_TASK LIST_
(a) In the Wiscasset Newspaper column, how much does the writer say the little cantaloupe cost?
(b) Render this sentence from the Wiscasset Newspaper column in Spanish: "But duty and decency demand that we do it."
(c) Carry the Wiscasset Newspaper column forward from its last sentence.

_TEXT SECTION_
Wednesday, September 21, 2005

Sugar for Sugar, Salt For Salt Go Down In The Flood Gonna Be Your Own Fault

Wiscasset Newspaper (Maine)

Sugar for Sugar, Salt For Salt

Go Down In The Flood Gonna Be Your Own Fault

by Christopher Cooper

This won't take long. And it won't be much fun. But duty and decency demand that we do it.

Sometimes you buy a cantaloupe because it looks good and you have enjoyed some fine ripe cantaloupes in your time, even though a buck and a half for a little melon that went three for a dollar within living memory seems pretty pricey. And you leave it on the kitchen counter for a few days, because it's a little green, but it softens and gets a better color so you slice it open, but it's mushy and rotten and smells like feet and tastes like vomit and you remember other, similar, corporate grocery chain cantaloupe experiences and vow as you heave the mess into the compost not to get fooled again.

Maybe you've bought a car. Reasonable mileage, no rust, convincing salesman who chatted you up about your hobbies, agreed with your prejudices, and made you feel you were a pretty clever guy for choosing this vehicle from his selection. But you couldn't keep it aligned, it ate tires, the brakes, exhaust system and radiator didn't survive the life of the payment book, and when you tried to sell it three years later every seventeen-year-old who looked at it was astute enough to reference the oil blown past the rear main seals as his reason for declining your "Best Offer Over $500 Dollars" prayer.

Some of you lady readers married men whose virtues are now no more apparent to you than they were pre-nuptually to your mothers, friends or even relatives of the groom himself. True, he was a successful inseminator but, sadly, the children look disturbingly like him. Of you, people say, "She could have done so much better." What were you thinking? What can you do?

Or let's say a whole country was riding a foaming crest of good times, new cars, low interest rates, affordable gas, electronic gadgets and a We're Number One world view that was maybe weak on history, geography and empathy, but sure did by God show the big stick to the heathen foreigners. Such a people might toss a coin in a contest between a dorky, dull Democrat and an insipid dry drunk Texas fratboy Republican whose every and many failures had been rendered moot by family money and connections. They might not be paying much attention.

_DATASET RECORDS_
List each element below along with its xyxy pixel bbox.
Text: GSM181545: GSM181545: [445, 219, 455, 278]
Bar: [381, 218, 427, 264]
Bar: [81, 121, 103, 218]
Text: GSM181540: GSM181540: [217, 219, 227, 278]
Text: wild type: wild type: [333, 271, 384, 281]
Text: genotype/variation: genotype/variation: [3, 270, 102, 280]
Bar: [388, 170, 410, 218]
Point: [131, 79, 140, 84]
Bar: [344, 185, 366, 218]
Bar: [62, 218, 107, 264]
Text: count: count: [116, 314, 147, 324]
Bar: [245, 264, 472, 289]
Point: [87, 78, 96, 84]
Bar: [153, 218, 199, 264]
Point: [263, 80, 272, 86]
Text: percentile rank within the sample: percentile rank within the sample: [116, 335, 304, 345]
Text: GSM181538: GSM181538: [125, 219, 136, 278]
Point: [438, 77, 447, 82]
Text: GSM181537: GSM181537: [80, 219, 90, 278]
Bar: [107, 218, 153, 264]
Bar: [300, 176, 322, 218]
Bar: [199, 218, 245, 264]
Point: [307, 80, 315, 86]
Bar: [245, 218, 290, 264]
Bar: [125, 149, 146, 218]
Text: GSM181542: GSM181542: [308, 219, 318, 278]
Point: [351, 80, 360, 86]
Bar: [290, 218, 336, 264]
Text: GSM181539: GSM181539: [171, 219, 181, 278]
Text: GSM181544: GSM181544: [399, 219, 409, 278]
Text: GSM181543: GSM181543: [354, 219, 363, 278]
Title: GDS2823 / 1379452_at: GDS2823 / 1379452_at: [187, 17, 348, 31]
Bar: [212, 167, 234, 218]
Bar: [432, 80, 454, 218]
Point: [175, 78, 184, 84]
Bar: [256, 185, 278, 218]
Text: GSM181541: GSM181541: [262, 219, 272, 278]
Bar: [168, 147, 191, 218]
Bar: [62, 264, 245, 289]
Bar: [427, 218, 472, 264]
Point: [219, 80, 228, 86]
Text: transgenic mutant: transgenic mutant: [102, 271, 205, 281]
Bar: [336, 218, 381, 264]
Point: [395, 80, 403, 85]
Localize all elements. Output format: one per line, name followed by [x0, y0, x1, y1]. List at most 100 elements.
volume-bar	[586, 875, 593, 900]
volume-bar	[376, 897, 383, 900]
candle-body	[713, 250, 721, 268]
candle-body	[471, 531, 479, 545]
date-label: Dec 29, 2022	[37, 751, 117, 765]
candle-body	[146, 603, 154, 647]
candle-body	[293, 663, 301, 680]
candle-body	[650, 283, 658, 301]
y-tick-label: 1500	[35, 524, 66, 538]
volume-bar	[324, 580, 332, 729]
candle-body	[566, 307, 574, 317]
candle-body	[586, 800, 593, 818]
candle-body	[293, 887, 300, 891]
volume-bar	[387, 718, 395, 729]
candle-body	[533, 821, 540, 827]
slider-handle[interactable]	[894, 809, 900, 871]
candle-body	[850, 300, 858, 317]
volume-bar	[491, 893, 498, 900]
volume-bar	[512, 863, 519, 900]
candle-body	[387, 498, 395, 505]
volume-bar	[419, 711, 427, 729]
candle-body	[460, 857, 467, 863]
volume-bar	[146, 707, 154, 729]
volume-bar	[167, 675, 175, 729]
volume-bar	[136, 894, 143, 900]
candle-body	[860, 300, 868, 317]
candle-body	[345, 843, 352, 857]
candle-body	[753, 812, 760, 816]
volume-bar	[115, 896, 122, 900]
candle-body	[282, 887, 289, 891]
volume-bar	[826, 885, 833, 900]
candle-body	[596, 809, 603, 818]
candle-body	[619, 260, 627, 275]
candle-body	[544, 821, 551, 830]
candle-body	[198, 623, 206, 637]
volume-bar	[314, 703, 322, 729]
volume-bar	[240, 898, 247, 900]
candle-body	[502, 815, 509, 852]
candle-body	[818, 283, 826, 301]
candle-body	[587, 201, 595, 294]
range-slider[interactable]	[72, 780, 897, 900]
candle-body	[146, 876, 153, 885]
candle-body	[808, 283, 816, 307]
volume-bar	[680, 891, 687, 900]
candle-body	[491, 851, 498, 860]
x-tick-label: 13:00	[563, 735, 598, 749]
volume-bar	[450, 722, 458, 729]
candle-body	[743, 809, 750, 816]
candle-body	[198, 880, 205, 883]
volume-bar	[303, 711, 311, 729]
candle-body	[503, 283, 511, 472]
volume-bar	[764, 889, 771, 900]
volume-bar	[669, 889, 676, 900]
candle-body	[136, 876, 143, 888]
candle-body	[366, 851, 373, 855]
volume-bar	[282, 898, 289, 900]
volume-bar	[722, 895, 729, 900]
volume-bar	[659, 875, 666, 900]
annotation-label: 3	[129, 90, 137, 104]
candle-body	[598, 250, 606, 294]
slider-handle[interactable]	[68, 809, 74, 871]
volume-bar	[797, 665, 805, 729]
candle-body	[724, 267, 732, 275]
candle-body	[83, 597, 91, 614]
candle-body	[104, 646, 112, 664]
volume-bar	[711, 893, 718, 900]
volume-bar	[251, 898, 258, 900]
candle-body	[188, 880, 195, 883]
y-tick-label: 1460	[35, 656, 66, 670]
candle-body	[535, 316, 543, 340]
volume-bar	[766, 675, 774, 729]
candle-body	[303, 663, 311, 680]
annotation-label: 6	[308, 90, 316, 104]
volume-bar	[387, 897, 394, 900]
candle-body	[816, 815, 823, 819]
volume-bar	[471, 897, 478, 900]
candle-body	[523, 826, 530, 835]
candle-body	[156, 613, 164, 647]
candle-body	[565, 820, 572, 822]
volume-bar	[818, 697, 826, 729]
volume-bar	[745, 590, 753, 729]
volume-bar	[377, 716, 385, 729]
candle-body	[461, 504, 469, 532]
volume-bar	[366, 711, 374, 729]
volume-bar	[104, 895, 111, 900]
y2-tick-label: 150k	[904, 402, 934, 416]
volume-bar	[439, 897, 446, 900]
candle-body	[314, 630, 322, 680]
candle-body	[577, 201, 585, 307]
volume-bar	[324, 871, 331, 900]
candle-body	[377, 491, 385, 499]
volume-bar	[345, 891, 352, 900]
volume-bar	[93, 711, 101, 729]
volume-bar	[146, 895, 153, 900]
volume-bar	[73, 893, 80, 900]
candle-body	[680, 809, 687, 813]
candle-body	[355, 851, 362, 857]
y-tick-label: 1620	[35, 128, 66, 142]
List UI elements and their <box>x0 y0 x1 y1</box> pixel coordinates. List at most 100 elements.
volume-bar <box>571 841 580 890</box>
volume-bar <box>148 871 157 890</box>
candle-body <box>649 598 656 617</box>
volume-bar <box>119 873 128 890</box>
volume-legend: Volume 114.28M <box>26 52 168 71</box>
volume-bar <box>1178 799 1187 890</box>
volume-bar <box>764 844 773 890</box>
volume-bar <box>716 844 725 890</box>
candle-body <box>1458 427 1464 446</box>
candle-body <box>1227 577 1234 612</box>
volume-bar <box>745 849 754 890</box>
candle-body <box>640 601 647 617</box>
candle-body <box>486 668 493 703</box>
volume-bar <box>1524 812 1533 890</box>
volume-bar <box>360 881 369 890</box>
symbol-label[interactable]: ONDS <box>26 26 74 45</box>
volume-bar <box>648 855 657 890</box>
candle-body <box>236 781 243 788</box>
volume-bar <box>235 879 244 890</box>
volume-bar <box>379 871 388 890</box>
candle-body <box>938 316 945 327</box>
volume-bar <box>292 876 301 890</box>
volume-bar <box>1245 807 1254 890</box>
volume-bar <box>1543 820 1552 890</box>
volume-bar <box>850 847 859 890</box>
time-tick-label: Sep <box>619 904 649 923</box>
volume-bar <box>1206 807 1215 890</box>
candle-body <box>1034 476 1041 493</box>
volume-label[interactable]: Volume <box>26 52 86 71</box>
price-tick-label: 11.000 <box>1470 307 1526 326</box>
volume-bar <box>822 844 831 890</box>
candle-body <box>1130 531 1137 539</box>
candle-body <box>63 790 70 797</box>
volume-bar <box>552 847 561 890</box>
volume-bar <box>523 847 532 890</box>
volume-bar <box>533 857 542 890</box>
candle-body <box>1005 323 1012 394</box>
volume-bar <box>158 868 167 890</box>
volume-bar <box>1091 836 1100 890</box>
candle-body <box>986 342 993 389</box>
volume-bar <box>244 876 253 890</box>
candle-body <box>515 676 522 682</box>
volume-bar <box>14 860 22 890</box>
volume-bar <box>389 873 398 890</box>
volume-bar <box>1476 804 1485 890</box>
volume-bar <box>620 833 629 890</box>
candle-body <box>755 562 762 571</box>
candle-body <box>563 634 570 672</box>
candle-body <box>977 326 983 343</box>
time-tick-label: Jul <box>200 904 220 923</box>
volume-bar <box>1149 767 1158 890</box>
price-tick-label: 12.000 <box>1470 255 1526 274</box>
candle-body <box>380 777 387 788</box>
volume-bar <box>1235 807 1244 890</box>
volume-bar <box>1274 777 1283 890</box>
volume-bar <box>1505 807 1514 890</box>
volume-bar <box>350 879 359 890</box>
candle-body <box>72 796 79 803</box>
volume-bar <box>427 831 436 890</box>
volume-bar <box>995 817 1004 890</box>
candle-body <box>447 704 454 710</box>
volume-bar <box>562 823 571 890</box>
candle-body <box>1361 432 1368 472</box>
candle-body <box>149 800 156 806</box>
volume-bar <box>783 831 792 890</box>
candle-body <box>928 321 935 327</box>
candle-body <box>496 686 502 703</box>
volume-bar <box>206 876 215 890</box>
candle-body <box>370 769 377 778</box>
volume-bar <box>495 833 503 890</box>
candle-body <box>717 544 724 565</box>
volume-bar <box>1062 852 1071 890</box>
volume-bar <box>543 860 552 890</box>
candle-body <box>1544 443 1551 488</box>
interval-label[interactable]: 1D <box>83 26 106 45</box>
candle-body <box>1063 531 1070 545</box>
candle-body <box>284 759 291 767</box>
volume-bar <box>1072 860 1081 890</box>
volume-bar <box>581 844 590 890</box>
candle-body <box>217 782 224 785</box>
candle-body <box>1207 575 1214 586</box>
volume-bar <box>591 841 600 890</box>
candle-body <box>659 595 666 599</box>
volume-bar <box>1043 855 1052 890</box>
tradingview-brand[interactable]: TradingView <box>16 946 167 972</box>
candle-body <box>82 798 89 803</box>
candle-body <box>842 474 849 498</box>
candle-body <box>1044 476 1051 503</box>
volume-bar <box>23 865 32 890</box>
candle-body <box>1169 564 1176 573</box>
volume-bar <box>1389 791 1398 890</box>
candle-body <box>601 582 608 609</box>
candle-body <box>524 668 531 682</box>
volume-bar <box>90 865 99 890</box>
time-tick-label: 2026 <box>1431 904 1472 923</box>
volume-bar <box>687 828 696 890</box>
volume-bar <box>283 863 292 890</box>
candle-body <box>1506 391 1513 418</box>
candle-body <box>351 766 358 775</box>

_RESPONSES PER TASK_
(a) A buck and a half.

(b) Pero el deber y la decencia exigen que lo hagamos.

(c)
Then, let's say, some really nasty guys from a country larded up with ugly, corrupt fat cats blew a great big hole in a part of that country. Suppose the new president "rose to the occasion" by starting a war with another country in the same part of the world as the one where the bad guys came from, but which, for political and personal reasons and reasons having very much indeed to do with very valuable mineral resources and very profitable corporations and some other complicated considerations having to do with weapons sales, it was not convenient to invade because those particular rich foreigners were personal friends and business partners of that new chief executive.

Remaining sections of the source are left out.